Which lines have the string "bearing"? Copy all of them from the entries below.

== RAW RECORDS

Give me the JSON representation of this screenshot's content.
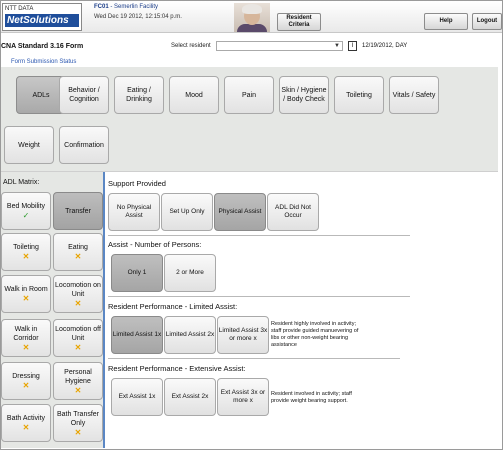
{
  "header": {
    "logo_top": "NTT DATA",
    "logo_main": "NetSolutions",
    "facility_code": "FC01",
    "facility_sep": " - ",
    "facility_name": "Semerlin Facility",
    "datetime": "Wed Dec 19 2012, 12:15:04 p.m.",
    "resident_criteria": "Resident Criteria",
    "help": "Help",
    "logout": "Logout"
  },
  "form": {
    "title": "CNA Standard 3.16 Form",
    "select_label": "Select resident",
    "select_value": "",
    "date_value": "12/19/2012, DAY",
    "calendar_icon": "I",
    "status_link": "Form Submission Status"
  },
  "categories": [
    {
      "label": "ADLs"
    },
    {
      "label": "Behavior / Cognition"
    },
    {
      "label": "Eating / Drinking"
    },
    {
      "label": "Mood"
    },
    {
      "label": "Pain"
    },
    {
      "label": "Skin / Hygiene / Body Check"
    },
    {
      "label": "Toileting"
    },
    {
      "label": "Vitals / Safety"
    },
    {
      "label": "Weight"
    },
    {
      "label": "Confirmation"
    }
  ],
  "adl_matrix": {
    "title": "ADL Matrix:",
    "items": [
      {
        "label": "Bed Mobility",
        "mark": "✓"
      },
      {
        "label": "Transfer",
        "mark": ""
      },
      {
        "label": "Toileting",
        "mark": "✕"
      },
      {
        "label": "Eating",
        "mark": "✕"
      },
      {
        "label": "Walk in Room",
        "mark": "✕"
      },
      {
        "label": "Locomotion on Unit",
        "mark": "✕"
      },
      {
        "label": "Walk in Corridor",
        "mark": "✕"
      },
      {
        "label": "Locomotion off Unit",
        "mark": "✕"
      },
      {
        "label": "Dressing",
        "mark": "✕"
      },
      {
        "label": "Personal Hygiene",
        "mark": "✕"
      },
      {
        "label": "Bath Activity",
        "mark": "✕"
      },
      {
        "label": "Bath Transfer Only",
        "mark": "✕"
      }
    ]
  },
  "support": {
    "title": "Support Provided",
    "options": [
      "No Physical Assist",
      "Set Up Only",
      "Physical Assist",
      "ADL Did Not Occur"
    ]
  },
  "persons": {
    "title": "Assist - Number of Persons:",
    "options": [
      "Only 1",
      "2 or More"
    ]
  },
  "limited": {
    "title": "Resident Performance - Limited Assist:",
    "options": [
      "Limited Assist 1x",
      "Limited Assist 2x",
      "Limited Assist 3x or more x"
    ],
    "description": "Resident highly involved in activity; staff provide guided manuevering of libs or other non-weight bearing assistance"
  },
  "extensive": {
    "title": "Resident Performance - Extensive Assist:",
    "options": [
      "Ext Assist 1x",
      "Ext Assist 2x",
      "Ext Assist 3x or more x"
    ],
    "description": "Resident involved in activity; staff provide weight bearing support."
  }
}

====
== RAW RECORDS

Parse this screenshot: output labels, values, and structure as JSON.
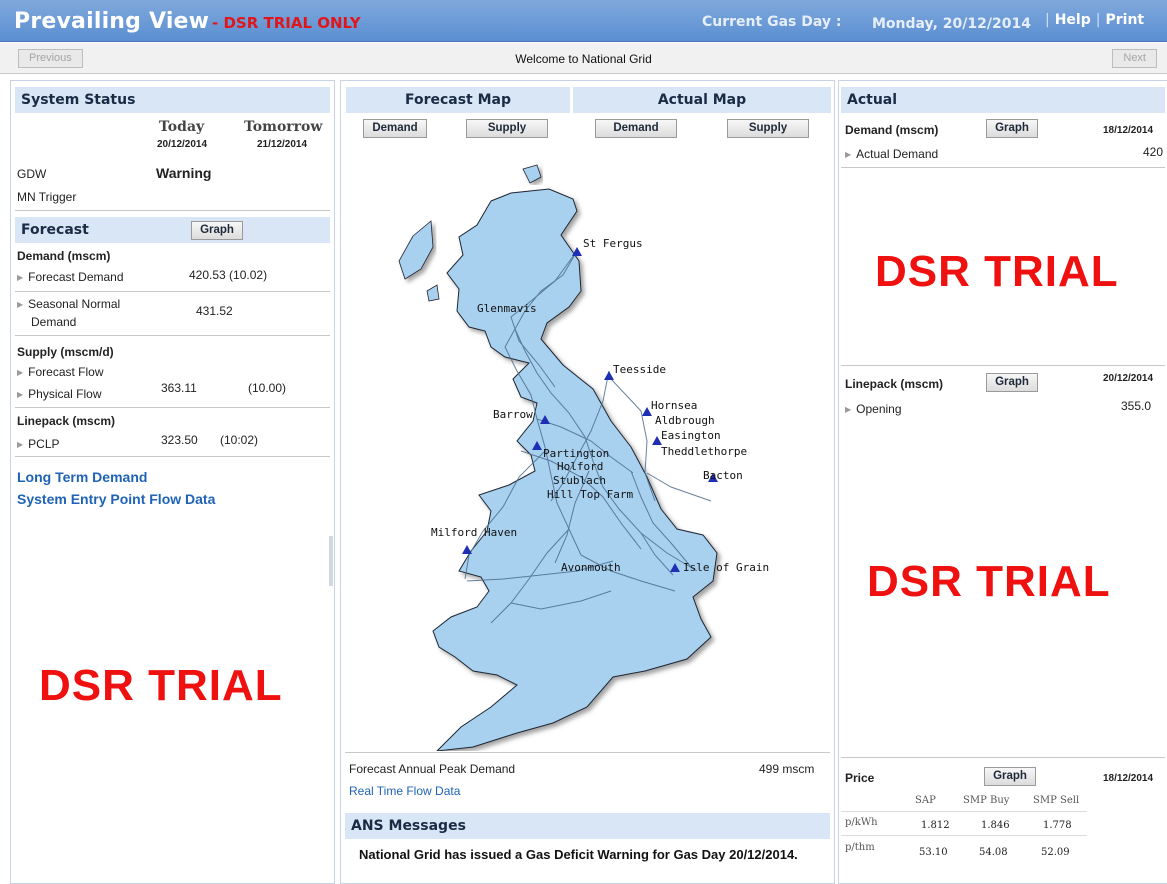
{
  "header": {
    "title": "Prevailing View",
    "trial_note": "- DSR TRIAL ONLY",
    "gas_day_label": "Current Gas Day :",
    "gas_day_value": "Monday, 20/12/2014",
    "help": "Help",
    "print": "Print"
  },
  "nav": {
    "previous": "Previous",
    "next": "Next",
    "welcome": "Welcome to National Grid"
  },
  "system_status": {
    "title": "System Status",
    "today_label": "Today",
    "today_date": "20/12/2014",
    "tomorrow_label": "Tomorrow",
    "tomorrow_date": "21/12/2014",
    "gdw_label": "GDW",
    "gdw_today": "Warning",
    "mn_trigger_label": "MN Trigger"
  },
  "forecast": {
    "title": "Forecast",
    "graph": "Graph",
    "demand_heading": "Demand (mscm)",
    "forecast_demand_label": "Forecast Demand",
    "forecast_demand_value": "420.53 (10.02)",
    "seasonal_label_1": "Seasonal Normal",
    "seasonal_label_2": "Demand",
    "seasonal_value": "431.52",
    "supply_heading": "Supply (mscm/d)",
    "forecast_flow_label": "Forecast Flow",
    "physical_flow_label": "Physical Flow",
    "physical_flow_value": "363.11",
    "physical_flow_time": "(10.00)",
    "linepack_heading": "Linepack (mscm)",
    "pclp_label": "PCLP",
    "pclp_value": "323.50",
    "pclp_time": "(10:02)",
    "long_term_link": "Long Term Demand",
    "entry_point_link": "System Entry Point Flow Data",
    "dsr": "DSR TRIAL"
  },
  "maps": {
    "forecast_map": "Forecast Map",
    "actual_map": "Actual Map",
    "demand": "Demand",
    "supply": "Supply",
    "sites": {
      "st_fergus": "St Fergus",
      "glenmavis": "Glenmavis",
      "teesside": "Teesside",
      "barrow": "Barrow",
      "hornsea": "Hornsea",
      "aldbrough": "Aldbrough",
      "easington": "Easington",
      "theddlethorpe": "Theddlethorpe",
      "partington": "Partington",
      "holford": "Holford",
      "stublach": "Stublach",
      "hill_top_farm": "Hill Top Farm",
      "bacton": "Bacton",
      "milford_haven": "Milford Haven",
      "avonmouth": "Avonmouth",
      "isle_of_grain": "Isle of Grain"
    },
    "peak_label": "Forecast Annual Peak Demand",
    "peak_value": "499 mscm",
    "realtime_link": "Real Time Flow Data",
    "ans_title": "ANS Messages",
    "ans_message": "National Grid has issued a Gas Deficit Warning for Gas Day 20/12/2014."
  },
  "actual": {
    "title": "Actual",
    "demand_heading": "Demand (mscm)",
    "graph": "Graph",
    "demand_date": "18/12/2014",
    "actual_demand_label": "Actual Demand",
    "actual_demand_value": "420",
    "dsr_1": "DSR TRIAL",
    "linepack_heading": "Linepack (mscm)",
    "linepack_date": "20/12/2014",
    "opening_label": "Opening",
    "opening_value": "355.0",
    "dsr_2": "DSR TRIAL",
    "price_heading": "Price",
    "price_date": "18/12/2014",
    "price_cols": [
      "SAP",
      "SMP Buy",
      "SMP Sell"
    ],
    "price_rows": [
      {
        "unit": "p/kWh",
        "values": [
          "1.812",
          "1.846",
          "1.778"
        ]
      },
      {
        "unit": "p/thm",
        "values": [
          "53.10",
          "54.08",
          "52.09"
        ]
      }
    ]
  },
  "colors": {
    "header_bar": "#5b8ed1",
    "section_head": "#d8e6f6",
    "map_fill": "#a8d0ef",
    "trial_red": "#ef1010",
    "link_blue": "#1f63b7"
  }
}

====

- WRITTEN RESPONSE
    "description": "Resident highly involved in activity; staff provide guided manuevering of libs or other non-weight bearing assistance"
    "description": "Resident involved in activity; staff provide weight bearing support."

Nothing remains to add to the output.